→ **Excerpted passage**

4.1. He also relied upon the decision in the case of Viswanathan Constructions (P) Ltd. Vs. CCE, 2016 (45) STR (Tri. Chennai), Revenue contended that the parties were not registered during the material period. But it was held by the Chennai Bench that Revenue’s contention that the parties were not registered at the material period is not the valid reason. And where the input services have been utilized by the appellant in providing output service and in absence of any contrary finding, there cannot be denial of CENVAT credit of the Service Tax paid on input service. Registration is mere technical formality to bring the taxpayer to the fold of law without curtailment of the right of the taxpayer to be subject to other provisions of law which grants benefit.

4.2. He further submitted that in the Order-in-Original, the issue of Rule 9(bb) was set aside and upheld the disallowance of credit on the ground that those two suppliers issued the invoice prior to their registration but the First Appellate Authority dismissed the appeal on the ground that supplementary invoices issued under Rule 9(bb) are not the proper document to avail the credit. The Order-in-Appeal is beyond the contention in the SCN as well as Order-in-Original and hence liable to be set aside.

5. On the other hand, the Ld. AR defended the impugned order.

→ **Written problem**
Reproduce the CENVAT credit excerpt word for word, beginning at the words "4.2. He further" and stopping after "be set aside.".

→ **Data extract**
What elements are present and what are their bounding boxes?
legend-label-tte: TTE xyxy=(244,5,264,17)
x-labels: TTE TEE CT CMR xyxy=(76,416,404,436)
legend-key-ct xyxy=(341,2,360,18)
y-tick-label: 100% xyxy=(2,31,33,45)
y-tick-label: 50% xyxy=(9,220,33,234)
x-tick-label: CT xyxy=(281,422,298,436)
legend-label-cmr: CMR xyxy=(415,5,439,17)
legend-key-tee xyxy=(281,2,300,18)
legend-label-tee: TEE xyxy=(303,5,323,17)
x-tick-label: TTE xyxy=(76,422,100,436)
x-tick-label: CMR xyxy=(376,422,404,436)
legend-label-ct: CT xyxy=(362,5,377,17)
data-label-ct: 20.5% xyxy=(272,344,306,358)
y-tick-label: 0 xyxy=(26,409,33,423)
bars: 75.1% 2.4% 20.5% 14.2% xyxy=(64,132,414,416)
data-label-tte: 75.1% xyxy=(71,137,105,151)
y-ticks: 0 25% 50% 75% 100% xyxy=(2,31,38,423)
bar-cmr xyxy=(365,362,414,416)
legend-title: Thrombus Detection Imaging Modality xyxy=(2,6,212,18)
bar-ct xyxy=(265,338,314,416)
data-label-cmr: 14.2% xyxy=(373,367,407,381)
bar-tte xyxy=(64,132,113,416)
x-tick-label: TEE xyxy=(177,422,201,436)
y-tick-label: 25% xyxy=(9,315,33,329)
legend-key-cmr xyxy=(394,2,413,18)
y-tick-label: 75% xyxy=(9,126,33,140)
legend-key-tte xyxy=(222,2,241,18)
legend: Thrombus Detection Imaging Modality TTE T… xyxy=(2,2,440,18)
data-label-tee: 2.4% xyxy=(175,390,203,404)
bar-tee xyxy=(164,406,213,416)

→ **Answer to the exercise**
4.2. He further submitted that in the Order-in-Original, the issue of Rule 9(bb) was set aside and upheld the disallowance of credit on the ground that those two suppliers issued the invoice prior to their registration but the First Appellate Authority dismissed the appeal on the ground that supplementary invoices issued under Rule 9(bb) are not the proper document to avail the credit. The Order-in-Appeal is beyond the contention in the SCN as well as Order-in-Original and hence liable to be set aside.